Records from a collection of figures
◆ ◆ ◆ ◆

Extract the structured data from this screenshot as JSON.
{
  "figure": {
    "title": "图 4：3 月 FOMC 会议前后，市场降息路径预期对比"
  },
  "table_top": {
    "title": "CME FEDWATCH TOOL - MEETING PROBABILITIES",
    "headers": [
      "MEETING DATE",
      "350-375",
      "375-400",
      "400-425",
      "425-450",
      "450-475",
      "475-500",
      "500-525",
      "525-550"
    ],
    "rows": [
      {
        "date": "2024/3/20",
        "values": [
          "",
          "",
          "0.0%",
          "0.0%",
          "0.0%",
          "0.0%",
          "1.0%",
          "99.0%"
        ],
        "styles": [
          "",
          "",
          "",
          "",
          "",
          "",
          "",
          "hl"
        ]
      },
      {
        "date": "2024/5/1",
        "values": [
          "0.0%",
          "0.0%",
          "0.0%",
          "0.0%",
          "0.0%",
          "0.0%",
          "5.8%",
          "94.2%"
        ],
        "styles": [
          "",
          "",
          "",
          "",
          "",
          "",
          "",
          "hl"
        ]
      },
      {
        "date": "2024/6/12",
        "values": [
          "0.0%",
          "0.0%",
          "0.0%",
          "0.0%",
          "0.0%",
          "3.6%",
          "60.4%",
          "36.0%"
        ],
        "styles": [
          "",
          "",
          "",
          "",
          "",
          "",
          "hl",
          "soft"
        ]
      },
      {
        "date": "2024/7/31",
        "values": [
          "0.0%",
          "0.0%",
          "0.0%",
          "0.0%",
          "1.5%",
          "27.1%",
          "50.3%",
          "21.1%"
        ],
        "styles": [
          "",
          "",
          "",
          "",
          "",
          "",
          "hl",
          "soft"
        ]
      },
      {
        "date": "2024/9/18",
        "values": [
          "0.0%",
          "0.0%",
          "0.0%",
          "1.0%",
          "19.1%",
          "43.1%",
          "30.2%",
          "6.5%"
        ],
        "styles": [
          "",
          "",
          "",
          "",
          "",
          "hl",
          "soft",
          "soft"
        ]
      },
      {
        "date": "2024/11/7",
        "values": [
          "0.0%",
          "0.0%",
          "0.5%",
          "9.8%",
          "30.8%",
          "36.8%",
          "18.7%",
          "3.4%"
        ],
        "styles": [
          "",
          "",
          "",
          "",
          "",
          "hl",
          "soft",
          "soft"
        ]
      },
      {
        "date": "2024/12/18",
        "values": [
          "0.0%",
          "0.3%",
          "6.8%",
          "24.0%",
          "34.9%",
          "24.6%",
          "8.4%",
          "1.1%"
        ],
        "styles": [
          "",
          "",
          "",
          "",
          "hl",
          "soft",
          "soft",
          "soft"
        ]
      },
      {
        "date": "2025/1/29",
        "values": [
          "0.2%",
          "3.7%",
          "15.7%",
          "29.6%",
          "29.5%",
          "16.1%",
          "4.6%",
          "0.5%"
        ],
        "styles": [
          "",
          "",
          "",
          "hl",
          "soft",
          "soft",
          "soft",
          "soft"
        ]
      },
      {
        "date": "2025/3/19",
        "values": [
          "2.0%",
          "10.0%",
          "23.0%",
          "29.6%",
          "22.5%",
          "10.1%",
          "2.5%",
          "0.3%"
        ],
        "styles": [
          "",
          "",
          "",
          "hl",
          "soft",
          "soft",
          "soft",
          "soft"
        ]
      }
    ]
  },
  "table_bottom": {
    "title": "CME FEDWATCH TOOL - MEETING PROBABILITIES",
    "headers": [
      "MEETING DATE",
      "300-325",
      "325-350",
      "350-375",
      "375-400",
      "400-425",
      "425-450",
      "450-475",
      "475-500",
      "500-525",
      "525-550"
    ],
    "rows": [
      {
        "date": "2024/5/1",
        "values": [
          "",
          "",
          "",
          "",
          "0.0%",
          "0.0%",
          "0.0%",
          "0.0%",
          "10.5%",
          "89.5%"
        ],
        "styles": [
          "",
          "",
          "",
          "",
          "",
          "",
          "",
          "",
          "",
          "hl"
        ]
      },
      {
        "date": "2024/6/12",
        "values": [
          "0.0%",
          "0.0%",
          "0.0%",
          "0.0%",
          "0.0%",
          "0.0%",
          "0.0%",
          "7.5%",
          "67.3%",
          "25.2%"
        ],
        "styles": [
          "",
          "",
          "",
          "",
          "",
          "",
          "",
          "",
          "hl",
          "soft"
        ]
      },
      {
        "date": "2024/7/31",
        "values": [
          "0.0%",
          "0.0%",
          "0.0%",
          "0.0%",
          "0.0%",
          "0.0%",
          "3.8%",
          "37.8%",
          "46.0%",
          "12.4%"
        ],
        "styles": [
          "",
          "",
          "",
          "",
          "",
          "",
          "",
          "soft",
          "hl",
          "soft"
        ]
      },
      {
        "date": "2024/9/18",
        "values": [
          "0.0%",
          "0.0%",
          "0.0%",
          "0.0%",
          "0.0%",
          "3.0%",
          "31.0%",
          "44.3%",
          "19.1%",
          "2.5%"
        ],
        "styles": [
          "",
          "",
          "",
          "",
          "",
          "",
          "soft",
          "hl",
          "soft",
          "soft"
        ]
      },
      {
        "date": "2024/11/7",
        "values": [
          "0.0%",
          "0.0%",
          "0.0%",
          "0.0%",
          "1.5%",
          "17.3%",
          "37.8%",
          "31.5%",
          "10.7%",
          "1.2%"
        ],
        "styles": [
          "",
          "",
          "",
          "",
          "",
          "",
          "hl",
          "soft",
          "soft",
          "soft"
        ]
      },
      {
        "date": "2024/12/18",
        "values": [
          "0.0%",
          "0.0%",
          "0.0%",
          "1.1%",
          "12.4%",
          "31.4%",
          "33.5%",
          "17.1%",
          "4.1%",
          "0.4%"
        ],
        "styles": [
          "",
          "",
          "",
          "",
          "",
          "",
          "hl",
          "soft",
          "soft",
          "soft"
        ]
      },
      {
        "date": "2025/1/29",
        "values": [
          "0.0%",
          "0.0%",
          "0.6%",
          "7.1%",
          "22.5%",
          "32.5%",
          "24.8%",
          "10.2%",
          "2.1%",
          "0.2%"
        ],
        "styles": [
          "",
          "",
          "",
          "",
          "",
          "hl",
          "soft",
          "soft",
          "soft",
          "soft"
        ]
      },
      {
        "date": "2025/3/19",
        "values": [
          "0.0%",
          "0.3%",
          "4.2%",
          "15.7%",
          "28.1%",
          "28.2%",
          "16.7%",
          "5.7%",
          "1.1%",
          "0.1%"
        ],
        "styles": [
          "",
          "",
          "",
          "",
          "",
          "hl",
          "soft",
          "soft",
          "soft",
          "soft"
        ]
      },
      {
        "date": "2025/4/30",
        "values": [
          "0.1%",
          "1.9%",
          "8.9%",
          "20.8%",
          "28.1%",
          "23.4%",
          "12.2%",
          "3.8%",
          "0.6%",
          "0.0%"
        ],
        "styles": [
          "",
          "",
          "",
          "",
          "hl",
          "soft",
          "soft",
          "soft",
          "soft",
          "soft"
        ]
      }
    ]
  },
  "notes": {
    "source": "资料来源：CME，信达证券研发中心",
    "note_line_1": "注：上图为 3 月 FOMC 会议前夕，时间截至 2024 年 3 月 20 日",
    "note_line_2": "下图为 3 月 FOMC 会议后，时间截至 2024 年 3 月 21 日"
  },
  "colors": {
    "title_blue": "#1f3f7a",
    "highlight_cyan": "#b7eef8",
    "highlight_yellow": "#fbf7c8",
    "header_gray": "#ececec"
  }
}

◆ ◆ ◆ ◆

GOAL> Go through the data and return every record exactly.

OUTPUT BELOW>
Extract the structured data from this screenshot as JSON.
{
  "figure": {
    "title": "图 4：3 月 FOMC 会议前后，市场降息路径预期对比"
  },
  "table_top": {
    "title": "CME FEDWATCH TOOL - MEETING PROBABILITIES",
    "headers": [
      "MEETING DATE",
      "350-375",
      "375-400",
      "400-425",
      "425-450",
      "450-475",
      "475-500",
      "500-525",
      "525-550"
    ],
    "rows": [
      {
        "date": "2024/3/20",
        "values": [
          "",
          "",
          "0.0%",
          "0.0%",
          "0.0%",
          "0.0%",
          "1.0%",
          "99.0%"
        ],
        "styles": [
          "",
          "",
          "",
          "",
          "",
          "",
          "",
          "hl"
        ]
      },
      {
        "date": "2024/5/1",
        "values": [
          "0.0%",
          "0.0%",
          "0.0%",
          "0.0%",
          "0.0%",
          "0.0%",
          "5.8%",
          "94.2%"
        ],
        "styles": [
          "",
          "",
          "",
          "",
          "",
          "",
          "",
          "hl"
        ]
      },
      {
        "date": "2024/6/12",
        "values": [
          "0.0%",
          "0.0%",
          "0.0%",
          "0.0%",
          "0.0%",
          "3.6%",
          "60.4%",
          "36.0%"
        ],
        "styles": [
          "",
          "",
          "",
          "",
          "",
          "",
          "hl",
          "soft"
        ]
      },
      {
        "date": "2024/7/31",
        "values": [
          "0.0%",
          "0.0%",
          "0.0%",
          "0.0%",
          "1.5%",
          "27.1%",
          "50.3%",
          "21.1%"
        ],
        "styles": [
          "",
          "",
          "",
          "",
          "",
          "",
          "hl",
          "soft"
        ]
      },
      {
        "date": "2024/9/18",
        "values": [
          "0.0%",
          "0.0%",
          "0.0%",
          "1.0%",
          "19.1%",
          "43.1%",
          "30.2%",
          "6.5%"
        ],
        "styles": [
          "",
          "",
          "",
          "",
          "",
          "hl",
          "soft",
          "soft"
        ]
      },
      {
        "date": "2024/11/7",
        "values": [
          "0.0%",
          "0.0%",
          "0.5%",
          "9.8%",
          "30.8%",
          "36.8%",
          "18.7%",
          "3.4%"
        ],
        "styles": [
          "",
          "",
          "",
          "",
          "",
          "hl",
          "soft",
          "soft"
        ]
      },
      {
        "date": "2024/12/18",
        "values": [
          "0.0%",
          "0.3%",
          "6.8%",
          "24.0%",
          "34.9%",
          "24.6%",
          "8.4%",
          "1.1%"
        ],
        "styles": [
          "",
          "",
          "",
          "",
          "hl",
          "soft",
          "soft",
          "soft"
        ]
      },
      {
        "date": "2025/1/29",
        "values": [
          "0.2%",
          "3.7%",
          "15.7%",
          "29.6%",
          "29.5%",
          "16.1%",
          "4.6%",
          "0.5%"
        ],
        "styles": [
          "",
          "",
          "",
          "hl",
          "soft",
          "soft",
          "soft",
          "soft"
        ]
      },
      {
        "date": "2025/3/19",
        "values": [
          "2.0%",
          "10.0%",
          "23.0%",
          "29.6%",
          "22.5%",
          "10.1%",
          "2.5%",
          "0.3%"
        ],
        "styles": [
          "",
          "",
          "",
          "hl",
          "soft",
          "soft",
          "soft",
          "soft"
        ]
      }
    ]
  },
  "table_bottom": {
    "title": "CME FEDWATCH TOOL - MEETING PROBABILITIES",
    "headers": [
      "MEETING DATE",
      "300-325",
      "325-350",
      "350-375",
      "375-400",
      "400-425",
      "425-450",
      "450-475",
      "475-500",
      "500-525",
      "525-550"
    ],
    "rows": [
      {
        "date": "2024/5/1",
        "values": [
          "",
          "",
          "",
          "",
          "0.0%",
          "0.0%",
          "0.0%",
          "0.0%",
          "10.5%",
          "89.5%"
        ],
        "styles": [
          "",
          "",
          "",
          "",
          "",
          "",
          "",
          "",
          "",
          "hl"
        ]
      },
      {
        "date": "2024/6/12",
        "values": [
          "0.0%",
          "0.0%",
          "0.0%",
          "0.0%",
          "0.0%",
          "0.0%",
          "0.0%",
          "7.5%",
          "67.3%",
          "25.2%"
        ],
        "styles": [
          "",
          "",
          "",
          "",
          "",
          "",
          "",
          "",
          "hl",
          "soft"
        ]
      },
      {
        "date": "2024/7/31",
        "values": [
          "0.0%",
          "0.0%",
          "0.0%",
          "0.0%",
          "0.0%",
          "0.0%",
          "3.8%",
          "37.8%",
          "46.0%",
          "12.4%"
        ],
        "styles": [
          "",
          "",
          "",
          "",
          "",
          "",
          "",
          "soft",
          "hl",
          "soft"
        ]
      },
      {
        "date": "2024/9/18",
        "values": [
          "0.0%",
          "0.0%",
          "0.0%",
          "0.0%",
          "0.0%",
          "3.0%",
          "31.0%",
          "44.3%",
          "19.1%",
          "2.5%"
        ],
        "styles": [
          "",
          "",
          "",
          "",
          "",
          "",
          "soft",
          "hl",
          "soft",
          "soft"
        ]
      },
      {
        "date": "2024/11/7",
        "values": [
          "0.0%",
          "0.0%",
          "0.0%",
          "0.0%",
          "1.5%",
          "17.3%",
          "37.8%",
          "31.5%",
          "10.7%",
          "1.2%"
        ],
        "styles": [
          "",
          "",
          "",
          "",
          "",
          "",
          "hl",
          "soft",
          "soft",
          "soft"
        ]
      },
      {
        "date": "2024/12/18",
        "values": [
          "0.0%",
          "0.0%",
          "0.0%",
          "1.1%",
          "12.4%",
          "31.4%",
          "33.5%",
          "17.1%",
          "4.1%",
          "0.4%"
        ],
        "styles": [
          "",
          "",
          "",
          "",
          "",
          "",
          "hl",
          "soft",
          "soft",
          "soft"
        ]
      },
      {
        "date": "2025/1/29",
        "values": [
          "0.0%",
          "0.0%",
          "0.6%",
          "7.1%",
          "22.5%",
          "32.5%",
          "24.8%",
          "10.2%",
          "2.1%",
          "0.2%"
        ],
        "styles": [
          "",
          "",
          "",
          "",
          "",
          "hl",
          "soft",
          "soft",
          "soft",
          "soft"
        ]
      },
      {
        "date": "2025/3/19",
        "values": [
          "0.0%",
          "0.3%",
          "4.2%",
          "15.7%",
          "28.1%",
          "28.2%",
          "16.7%",
          "5.7%",
          "1.1%",
          "0.1%"
        ],
        "styles": [
          "",
          "",
          "",
          "",
          "",
          "hl",
          "soft",
          "soft",
          "soft",
          "soft"
        ]
      },
      {
        "date": "2025/4/30",
        "values": [
          "0.1%",
          "1.9%",
          "8.9%",
          "20.8%",
          "28.1%",
          "23.4%",
          "12.2%",
          "3.8%",
          "0.6%",
          "0.0%"
        ],
        "styles": [
          "",
          "",
          "",
          "",
          "hl",
          "soft",
          "soft",
          "soft",
          "soft",
          "soft"
        ]
      }
    ]
  },
  "notes": {
    "source": "资料来源：CME，信达证券研发中心",
    "note_line_1": "注：上图为 3 月 FOMC 会议前夕，时间截至 2024 年 3 月 20 日",
    "note_line_2": "下图为 3 月 FOMC 会议后，时间截至 2024 年 3 月 21 日"
  },
  "colors": {
    "title_blue": "#1f3f7a",
    "highlight_cyan": "#b7eef8",
    "highlight_yellow": "#fbf7c8",
    "header_gray": "#ececec"
  }
}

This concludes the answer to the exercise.